• Your task
Copy out the entries below in full and exactly.

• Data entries
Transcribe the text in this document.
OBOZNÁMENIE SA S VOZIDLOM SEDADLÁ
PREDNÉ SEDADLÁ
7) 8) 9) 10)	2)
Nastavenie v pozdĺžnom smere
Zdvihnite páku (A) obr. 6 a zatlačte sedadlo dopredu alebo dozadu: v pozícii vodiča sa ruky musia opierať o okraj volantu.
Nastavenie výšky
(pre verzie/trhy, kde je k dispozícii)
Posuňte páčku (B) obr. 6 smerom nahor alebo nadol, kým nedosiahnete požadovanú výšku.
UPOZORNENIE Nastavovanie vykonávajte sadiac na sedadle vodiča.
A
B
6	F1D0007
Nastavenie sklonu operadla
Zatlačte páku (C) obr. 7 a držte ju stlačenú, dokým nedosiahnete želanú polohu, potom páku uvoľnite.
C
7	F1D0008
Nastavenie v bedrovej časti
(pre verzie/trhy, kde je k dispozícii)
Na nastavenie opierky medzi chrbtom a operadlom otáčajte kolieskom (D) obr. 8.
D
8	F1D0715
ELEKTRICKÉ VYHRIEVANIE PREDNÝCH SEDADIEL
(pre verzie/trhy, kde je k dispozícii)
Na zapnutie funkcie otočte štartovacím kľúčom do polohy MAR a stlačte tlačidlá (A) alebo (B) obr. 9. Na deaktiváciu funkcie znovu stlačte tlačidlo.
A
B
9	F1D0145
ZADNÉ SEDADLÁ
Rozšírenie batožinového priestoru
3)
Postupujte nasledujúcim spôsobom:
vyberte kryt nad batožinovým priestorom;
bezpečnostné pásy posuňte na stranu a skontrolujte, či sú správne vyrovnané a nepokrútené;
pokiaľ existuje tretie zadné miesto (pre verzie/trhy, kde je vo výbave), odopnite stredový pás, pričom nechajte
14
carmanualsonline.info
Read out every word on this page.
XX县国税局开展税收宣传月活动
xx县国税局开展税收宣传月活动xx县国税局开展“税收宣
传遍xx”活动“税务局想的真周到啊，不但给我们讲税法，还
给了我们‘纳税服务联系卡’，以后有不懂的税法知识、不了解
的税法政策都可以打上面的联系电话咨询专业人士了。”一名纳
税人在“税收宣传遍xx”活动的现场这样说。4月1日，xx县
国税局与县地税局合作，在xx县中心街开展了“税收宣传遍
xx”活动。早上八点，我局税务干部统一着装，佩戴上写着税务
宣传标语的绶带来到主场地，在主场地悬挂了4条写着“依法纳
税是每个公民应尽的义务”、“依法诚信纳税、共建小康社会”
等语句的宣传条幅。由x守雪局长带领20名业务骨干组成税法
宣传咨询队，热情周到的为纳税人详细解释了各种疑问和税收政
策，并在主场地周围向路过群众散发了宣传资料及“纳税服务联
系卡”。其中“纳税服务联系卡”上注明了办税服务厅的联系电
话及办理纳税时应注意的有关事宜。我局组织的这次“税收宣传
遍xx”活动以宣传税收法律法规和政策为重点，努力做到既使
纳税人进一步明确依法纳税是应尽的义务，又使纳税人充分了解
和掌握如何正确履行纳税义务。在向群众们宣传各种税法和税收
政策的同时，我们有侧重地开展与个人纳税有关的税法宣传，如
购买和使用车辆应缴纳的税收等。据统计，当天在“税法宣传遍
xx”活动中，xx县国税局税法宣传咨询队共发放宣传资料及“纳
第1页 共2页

• Answer to this task
Transcribe the text in this document.
OBOZNÁMENIE SA S VOZIDLOM SEDADLÁ
PREDNÉ SEDADLÁ
7) 8) 9) 10)	2)
Nastavenie v pozdĺžnom smere
Zdvihnite páku (A) obr. 6 a zatlačte sedadlo dopredu alebo dozadu: v pozícii vodiča sa ruky musia opierať o okraj volantu.
Nastavenie výšky
(pre verzie/trhy, kde je k dispozícii)
Posuňte páčku (B) obr. 6 smerom nahor alebo nadol, kým nedosiahnete požadovanú výšku.
UPOZORNENIE Nastavovanie vykonávajte sadiac na sedadle vodiča.
A
B
6	F1D0007
Nastavenie sklonu operadla
Zatlačte páku (C) obr. 7 a držte ju stlačenú, dokým nedosiahnete želanú polohu, potom páku uvoľnite.
C
7	F1D0008
Nastavenie v bedrovej časti
(pre verzie/trhy, kde je k dispozícii)
Na nastavenie opierky medzi chrbtom a operadlom otáčajte kolieskom (D) obr. 8.
D
8	F1D0715
ELEKTRICKÉ VYHRIEVANIE PREDNÝCH SEDADIEL
(pre verzie/trhy, kde je k dispozícii)
Na zapnutie funkcie otočte štartovacím kľúčom do polohy MAR a stlačte tlačidlá (A) alebo (B) obr. 9. Na deaktiváciu funkcie znovu stlačte tlačidlo.
A
B
9	F1D0145
ZADNÉ SEDADLÁ
Rozšírenie batožinového priestoru
3)
Postupujte nasledujúcim spôsobom:
vyberte kryt nad batožinovým priestorom;
bezpečnostné pásy posuňte na stranu a skontrolujte, či sú správne vyrovnané a nepokrútené;
pokiaľ existuje tretie zadné miesto (pre verzie/trhy, kde je vo výbave), odopnite stredový pás, pričom nechajte
14
carmanualsonline.info
Read out every word on this page.
XX县国税局开展税收宣传月活动
xx县国税局开展税收宣传月活动xx县国税局开展“税收宣
传遍xx”活动“税务局想的真周到啊，不但给我们讲税法，还
给了我们‘纳税服务联系卡’，以后有不懂的税法知识、不了解
的税法政策都可以打上面的联系电话咨询专业人士了。”一名纳
税人在“税收宣传遍xx”活动的现场这样说。4月1日，xx县
国税局与县地税局合作，在xx县中心街开展了“税收宣传遍
xx”活动。早上八点，我局税务干部统一着装，佩戴上写着税务
宣传标语的绶带来到主场地，在主场地悬挂了4条写着“依法纳
税是每个公民应尽的义务”、“依法诚信纳税、共建小康社会”
等语句的宣传条幅。由x守雪局长带领20名业务骨干组成税法
宣传咨询队，热情周到的为纳税人详细解释了各种疑问和税收政
策，并在主场地周围向路过群众散发了宣传资料及“纳税服务联
系卡”。其中“纳税服务联系卡”上注明了办税服务厅的联系电
话及办理纳税时应注意的有关事宜。我局组织的这次“税收宣传
遍xx”活动以宣传税收法律法规和政策为重点，努力做到既使
纳税人进一步明确依法纳税是应尽的义务，又使纳税人充分了解
和掌握如何正确履行纳税义务。在向群众们宣传各种税法和税收
政策的同时，我们有侧重地开展与个人纳税有关的税法宣传，如
购买和使用车辆应缴纳的税收等。据统计，当天在“税法宣传遍
xx”活动中，xx县国税局税法宣传咨询队共发放宣传资料及“纳
第1页 共2页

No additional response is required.